Pick out each of the rows below that contains the string "values", and copy every such row in full.

[SOURCE DATA]
>> begin

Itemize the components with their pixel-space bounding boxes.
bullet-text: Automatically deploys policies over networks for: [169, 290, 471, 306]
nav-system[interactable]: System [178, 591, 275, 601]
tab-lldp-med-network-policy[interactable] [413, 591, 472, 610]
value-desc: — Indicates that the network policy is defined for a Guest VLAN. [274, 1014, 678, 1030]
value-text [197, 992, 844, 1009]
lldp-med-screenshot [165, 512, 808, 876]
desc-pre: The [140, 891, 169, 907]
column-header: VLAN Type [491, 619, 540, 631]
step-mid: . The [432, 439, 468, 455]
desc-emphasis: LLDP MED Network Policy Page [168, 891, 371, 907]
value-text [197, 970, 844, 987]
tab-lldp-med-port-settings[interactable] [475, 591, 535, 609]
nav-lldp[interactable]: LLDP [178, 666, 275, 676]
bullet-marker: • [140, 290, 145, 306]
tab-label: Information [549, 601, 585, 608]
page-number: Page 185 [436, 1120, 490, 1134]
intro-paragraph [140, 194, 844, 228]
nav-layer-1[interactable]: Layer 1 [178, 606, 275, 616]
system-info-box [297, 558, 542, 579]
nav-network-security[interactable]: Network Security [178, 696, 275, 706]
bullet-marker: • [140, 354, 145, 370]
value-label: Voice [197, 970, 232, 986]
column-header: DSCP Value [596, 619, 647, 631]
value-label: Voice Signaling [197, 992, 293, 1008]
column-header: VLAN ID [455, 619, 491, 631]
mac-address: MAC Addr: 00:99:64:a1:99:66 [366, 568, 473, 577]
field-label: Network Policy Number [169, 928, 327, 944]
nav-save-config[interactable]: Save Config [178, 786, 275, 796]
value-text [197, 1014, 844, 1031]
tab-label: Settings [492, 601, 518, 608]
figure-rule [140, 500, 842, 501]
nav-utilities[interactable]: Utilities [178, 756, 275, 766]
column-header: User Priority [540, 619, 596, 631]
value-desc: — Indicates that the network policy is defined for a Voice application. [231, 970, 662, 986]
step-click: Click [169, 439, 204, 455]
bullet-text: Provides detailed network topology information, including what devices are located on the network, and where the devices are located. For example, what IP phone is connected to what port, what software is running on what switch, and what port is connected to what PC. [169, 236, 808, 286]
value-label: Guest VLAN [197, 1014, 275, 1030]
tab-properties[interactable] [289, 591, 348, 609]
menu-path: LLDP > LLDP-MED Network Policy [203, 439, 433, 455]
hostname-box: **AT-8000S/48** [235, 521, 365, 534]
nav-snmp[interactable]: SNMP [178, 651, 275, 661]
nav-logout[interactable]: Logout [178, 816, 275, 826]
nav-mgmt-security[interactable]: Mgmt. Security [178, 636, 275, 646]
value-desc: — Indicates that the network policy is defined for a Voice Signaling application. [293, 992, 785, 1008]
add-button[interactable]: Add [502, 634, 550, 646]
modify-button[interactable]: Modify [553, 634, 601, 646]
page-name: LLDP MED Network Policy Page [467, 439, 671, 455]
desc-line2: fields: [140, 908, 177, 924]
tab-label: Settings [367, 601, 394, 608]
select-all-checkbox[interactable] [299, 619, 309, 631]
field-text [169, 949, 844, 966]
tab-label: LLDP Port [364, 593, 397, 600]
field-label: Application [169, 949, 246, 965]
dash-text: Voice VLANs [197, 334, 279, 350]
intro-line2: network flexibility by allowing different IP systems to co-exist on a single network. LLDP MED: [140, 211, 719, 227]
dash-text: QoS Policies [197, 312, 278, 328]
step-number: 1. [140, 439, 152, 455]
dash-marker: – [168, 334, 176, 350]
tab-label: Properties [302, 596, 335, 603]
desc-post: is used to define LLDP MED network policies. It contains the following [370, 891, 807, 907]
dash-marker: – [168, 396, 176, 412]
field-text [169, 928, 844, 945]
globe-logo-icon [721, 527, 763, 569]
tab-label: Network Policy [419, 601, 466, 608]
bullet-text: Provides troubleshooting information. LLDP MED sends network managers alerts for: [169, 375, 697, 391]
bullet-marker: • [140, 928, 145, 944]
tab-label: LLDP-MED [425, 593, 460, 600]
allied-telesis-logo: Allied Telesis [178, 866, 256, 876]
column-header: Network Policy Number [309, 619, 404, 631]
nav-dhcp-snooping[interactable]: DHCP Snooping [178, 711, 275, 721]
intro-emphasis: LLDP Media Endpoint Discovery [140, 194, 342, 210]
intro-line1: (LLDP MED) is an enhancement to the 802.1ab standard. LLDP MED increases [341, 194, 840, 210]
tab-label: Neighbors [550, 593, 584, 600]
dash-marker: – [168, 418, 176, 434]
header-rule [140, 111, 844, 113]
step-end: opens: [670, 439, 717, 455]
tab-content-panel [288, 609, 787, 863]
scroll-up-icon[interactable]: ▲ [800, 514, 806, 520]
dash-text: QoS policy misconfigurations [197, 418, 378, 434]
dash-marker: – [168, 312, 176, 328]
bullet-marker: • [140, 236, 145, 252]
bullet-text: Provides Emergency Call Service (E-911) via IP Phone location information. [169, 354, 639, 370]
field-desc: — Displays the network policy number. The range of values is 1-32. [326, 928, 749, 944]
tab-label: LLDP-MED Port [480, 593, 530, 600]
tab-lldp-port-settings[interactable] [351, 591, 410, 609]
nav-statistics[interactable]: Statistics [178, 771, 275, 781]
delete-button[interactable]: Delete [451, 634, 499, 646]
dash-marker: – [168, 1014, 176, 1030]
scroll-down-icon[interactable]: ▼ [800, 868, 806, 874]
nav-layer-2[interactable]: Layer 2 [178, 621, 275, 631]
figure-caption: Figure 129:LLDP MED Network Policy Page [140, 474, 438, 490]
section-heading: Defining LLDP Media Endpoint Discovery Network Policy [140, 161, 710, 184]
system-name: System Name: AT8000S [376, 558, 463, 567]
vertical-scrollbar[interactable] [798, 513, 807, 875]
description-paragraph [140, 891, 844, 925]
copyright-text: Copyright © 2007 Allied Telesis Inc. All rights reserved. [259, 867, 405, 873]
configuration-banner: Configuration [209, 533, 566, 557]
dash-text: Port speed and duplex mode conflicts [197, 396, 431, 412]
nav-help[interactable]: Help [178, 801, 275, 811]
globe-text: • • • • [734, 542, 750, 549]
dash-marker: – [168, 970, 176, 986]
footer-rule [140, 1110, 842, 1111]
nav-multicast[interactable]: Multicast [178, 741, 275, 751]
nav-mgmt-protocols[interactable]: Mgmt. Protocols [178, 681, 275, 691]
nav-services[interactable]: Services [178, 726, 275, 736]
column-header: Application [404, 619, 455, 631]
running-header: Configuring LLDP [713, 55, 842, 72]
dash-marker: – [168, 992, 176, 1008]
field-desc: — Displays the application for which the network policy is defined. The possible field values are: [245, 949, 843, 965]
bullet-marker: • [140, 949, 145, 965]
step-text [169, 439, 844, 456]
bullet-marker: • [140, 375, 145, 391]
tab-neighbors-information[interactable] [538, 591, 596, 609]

>> end
>> begin

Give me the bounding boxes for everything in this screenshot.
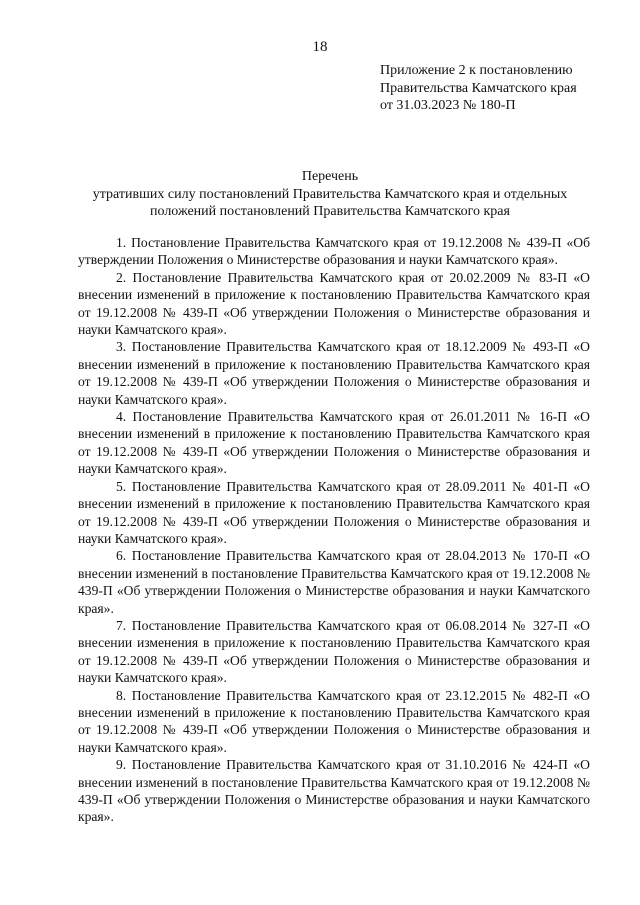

>> end

[SOLUTION]
field-desc: — Displays the network policy number. The range of values is 1-32. [326, 928, 749, 944]
field-desc: — Displays the application for which the network policy is defined. The possible field values are: [245, 949, 843, 965]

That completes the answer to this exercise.